### [Data provided]
#####

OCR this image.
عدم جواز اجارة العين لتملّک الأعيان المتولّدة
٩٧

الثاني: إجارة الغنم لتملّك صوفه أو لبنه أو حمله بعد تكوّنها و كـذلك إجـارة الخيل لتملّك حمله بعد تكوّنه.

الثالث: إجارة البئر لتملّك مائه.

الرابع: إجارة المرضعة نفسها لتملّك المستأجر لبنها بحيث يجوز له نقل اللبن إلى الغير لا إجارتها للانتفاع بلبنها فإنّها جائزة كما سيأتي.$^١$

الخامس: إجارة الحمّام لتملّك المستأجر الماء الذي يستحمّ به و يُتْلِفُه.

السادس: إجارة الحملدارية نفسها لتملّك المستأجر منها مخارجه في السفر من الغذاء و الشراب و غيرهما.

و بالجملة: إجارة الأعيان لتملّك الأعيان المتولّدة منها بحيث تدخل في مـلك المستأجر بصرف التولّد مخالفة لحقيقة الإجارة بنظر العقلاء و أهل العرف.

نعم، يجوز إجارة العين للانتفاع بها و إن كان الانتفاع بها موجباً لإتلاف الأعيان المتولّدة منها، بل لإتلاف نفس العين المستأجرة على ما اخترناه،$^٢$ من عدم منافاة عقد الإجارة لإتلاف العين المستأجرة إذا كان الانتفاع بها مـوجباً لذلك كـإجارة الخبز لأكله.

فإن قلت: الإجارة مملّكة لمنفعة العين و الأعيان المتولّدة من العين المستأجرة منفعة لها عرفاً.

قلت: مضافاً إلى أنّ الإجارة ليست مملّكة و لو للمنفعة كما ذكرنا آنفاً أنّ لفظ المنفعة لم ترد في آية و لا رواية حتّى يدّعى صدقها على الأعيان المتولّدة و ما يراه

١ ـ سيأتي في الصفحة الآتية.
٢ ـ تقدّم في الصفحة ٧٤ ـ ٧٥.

#####

### [Directive]
Give all the entries again exactly; leave none out.

### [Reply]
OCR this image.
عدم جواز اجارة العين لتملّک الأعيان المتولّدة
٩٧

الثاني: إجارة الغنم لتملّك صوفه أو لبنه أو حمله بعد تكوّنها و كـذلك إجـارة الخيل لتملّك حمله بعد تكوّنه.

الثالث: إجارة البئر لتملّك مائه.

الرابع: إجارة المرضعة نفسها لتملّك المستأجر لبنها بحيث يجوز له نقل اللبن إلى الغير لا إجارتها للانتفاع بلبنها فإنّها جائزة كما سيأتي.$^١$

الخامس: إجارة الحمّام لتملّك المستأجر الماء الذي يستحمّ به و يُتْلِفُه.

السادس: إجارة الحملدارية نفسها لتملّك المستأجر منها مخارجه في السفر من الغذاء و الشراب و غيرهما.

و بالجملة: إجارة الأعيان لتملّك الأعيان المتولّدة منها بحيث تدخل في مـلك المستأجر بصرف التولّد مخالفة لحقيقة الإجارة بنظر العقلاء و أهل العرف.

نعم، يجوز إجارة العين للانتفاع بها و إن كان الانتفاع بها موجباً لإتلاف الأعيان المتولّدة منها، بل لإتلاف نفس العين المستأجرة على ما اخترناه،$^٢$ من عدم منافاة عقد الإجارة لإتلاف العين المستأجرة إذا كان الانتفاع بها مـوجباً لذلك كـإجارة الخبز لأكله.

فإن قلت: الإجارة مملّكة لمنفعة العين و الأعيان المتولّدة من العين المستأجرة منفعة لها عرفاً.

قلت: مضافاً إلى أنّ الإجارة ليست مملّكة و لو للمنفعة كما ذكرنا آنفاً أنّ لفظ المنفعة لم ترد في آية و لا رواية حتّى يدّعى صدقها على الأعيان المتولّدة و ما يراه

١ ـ سيأتي في الصفحة الآتية.
٢ ـ تقدّم في الصفحة ٧٤ ـ ٧٥.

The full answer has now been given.